Stored data

^^^^^^^^

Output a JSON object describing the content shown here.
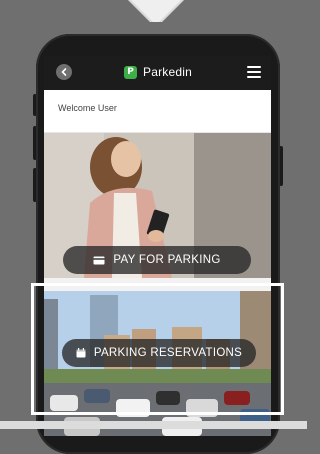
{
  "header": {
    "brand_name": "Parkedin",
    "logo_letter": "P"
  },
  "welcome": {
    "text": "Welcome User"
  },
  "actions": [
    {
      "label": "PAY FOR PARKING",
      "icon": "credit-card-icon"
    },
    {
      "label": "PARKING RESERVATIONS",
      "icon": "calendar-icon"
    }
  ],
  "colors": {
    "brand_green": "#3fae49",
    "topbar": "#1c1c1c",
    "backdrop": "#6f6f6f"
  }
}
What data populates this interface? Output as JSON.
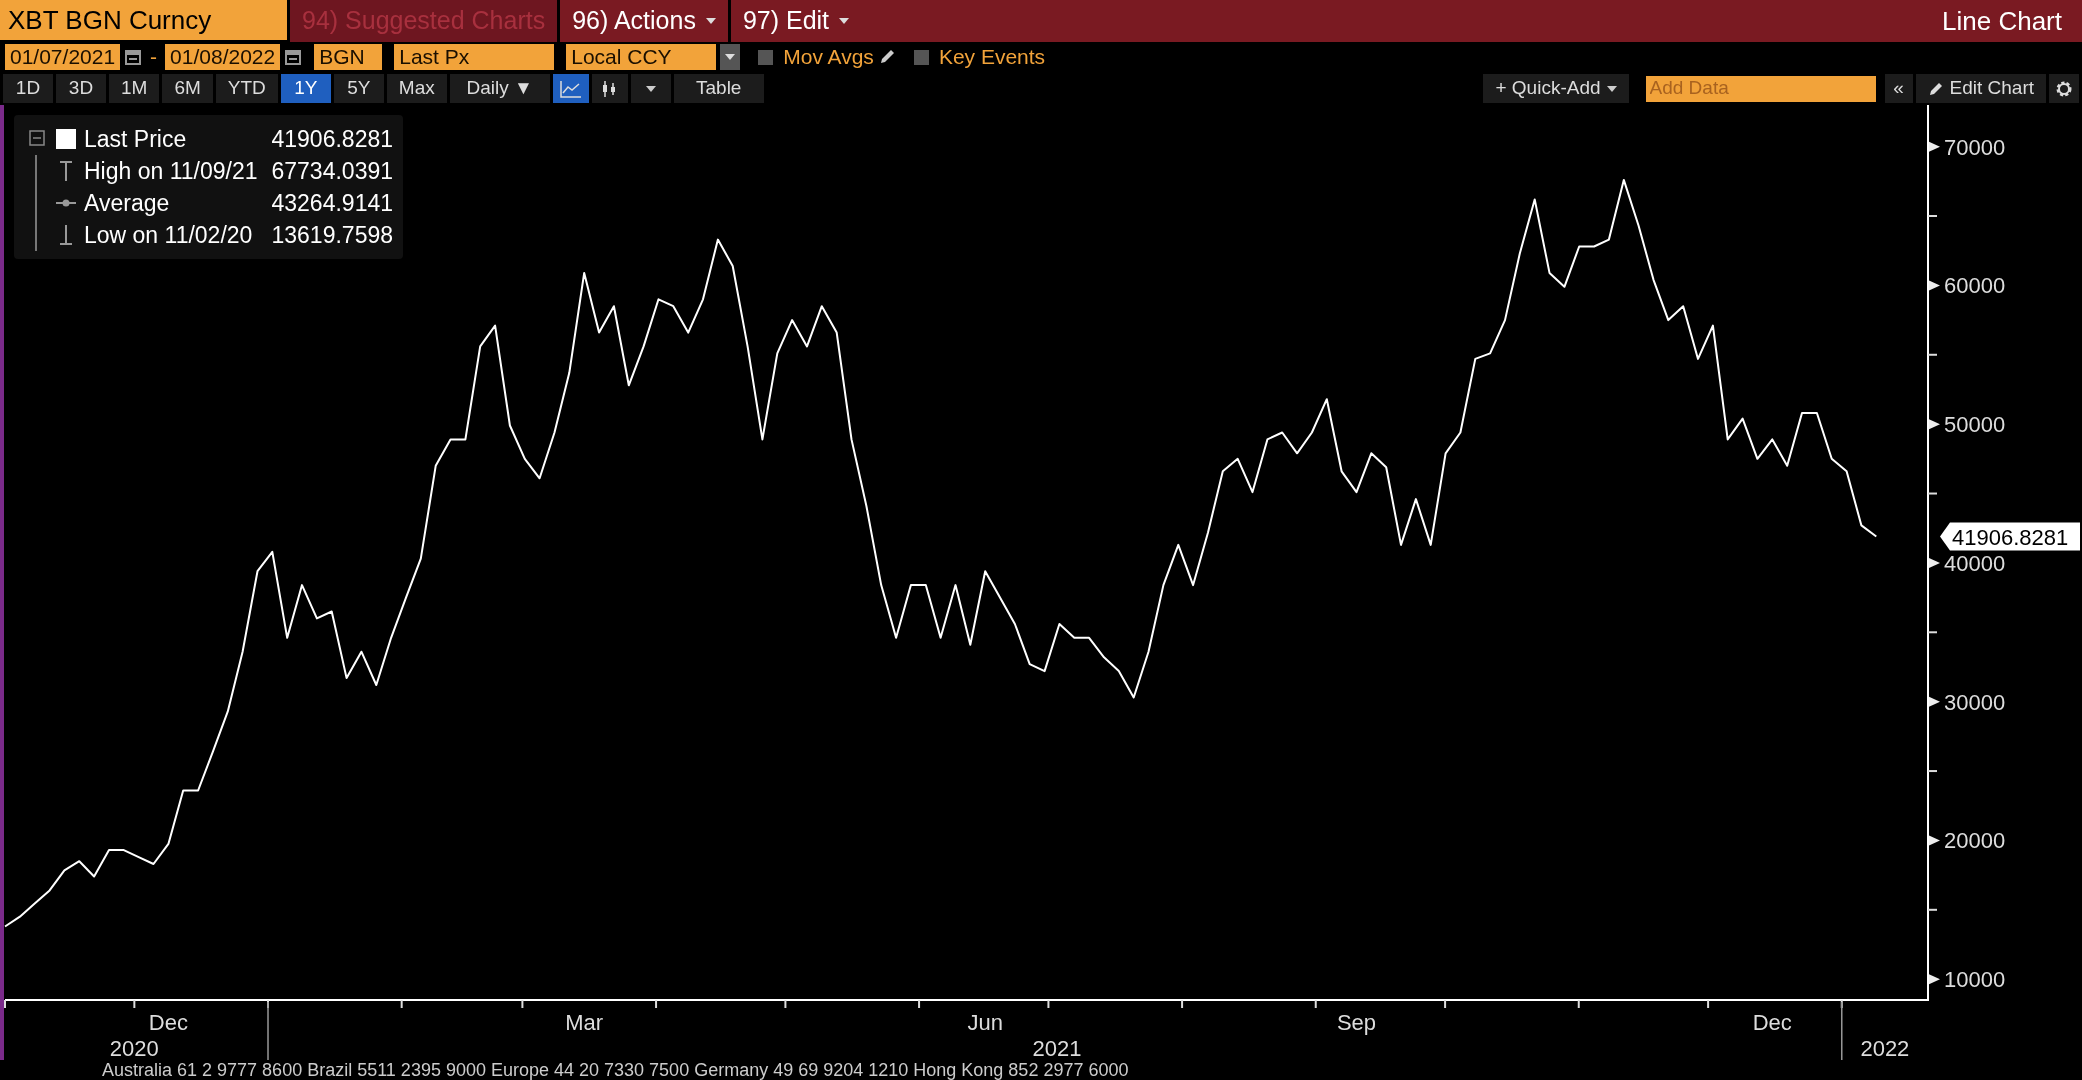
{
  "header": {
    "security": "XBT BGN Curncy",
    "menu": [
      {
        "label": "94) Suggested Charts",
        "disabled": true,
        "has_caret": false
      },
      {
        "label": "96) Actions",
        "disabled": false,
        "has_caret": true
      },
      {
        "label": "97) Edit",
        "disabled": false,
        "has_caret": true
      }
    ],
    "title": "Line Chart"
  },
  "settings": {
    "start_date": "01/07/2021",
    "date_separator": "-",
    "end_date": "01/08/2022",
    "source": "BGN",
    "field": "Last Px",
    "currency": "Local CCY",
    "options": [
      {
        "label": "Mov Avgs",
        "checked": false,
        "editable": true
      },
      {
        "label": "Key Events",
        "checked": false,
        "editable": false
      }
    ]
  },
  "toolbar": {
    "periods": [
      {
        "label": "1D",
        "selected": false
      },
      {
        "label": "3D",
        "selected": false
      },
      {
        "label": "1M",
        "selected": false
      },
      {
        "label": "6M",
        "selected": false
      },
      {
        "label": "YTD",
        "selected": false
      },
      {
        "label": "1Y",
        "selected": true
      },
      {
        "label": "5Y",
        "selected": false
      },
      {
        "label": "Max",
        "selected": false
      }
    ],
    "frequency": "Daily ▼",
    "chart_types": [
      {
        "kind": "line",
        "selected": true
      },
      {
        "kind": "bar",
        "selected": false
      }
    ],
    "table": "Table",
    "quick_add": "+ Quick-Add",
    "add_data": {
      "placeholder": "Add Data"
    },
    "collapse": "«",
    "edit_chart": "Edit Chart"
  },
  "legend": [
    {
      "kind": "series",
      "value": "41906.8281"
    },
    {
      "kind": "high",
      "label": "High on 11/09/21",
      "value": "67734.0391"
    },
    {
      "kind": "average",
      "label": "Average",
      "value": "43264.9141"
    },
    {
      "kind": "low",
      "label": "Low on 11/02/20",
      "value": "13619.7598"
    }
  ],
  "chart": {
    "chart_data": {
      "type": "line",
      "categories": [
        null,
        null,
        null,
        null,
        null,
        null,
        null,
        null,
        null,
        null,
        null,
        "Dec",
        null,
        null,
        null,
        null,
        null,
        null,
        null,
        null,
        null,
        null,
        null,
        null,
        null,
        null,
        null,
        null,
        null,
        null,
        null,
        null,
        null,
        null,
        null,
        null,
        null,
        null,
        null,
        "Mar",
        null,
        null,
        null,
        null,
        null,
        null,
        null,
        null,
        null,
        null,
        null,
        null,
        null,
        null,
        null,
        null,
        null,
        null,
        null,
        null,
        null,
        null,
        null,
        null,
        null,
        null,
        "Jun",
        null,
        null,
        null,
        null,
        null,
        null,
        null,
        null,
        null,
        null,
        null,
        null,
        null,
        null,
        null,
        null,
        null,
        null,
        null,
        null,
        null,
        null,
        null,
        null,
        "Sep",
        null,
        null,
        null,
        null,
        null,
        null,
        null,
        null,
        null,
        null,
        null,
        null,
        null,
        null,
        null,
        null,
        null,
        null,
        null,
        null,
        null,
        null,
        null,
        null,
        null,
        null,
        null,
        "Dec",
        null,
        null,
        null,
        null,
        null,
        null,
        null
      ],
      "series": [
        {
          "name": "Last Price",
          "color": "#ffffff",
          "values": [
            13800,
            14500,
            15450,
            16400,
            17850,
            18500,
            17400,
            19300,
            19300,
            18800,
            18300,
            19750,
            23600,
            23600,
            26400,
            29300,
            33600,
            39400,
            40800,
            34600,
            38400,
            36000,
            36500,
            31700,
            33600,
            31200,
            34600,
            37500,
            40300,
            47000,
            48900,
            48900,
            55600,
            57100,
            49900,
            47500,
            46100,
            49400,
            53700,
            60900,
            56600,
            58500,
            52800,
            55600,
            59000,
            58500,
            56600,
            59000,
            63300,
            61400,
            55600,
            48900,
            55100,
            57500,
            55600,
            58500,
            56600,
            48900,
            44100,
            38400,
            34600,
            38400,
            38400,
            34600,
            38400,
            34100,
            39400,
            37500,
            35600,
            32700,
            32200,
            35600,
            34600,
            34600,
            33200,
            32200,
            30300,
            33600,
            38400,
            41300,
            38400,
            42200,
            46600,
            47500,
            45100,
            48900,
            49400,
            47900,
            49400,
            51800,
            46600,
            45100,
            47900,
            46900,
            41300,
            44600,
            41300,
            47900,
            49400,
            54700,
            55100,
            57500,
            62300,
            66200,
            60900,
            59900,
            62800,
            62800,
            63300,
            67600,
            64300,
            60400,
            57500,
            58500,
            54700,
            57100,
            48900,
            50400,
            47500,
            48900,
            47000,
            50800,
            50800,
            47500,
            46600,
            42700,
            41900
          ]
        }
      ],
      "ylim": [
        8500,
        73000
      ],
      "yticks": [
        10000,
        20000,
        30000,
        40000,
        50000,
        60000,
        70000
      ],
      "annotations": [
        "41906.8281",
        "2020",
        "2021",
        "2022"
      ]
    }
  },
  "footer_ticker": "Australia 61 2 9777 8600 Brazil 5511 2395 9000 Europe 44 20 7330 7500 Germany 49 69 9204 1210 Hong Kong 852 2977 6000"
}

^^^^^^^^

» EXERCISE DESCRIPTION
Search the records for the word "JSON". Copy every line that has it.

» REPLY
Output a JSON object describing the content shown here.
What data populates this interface? Output as JSON.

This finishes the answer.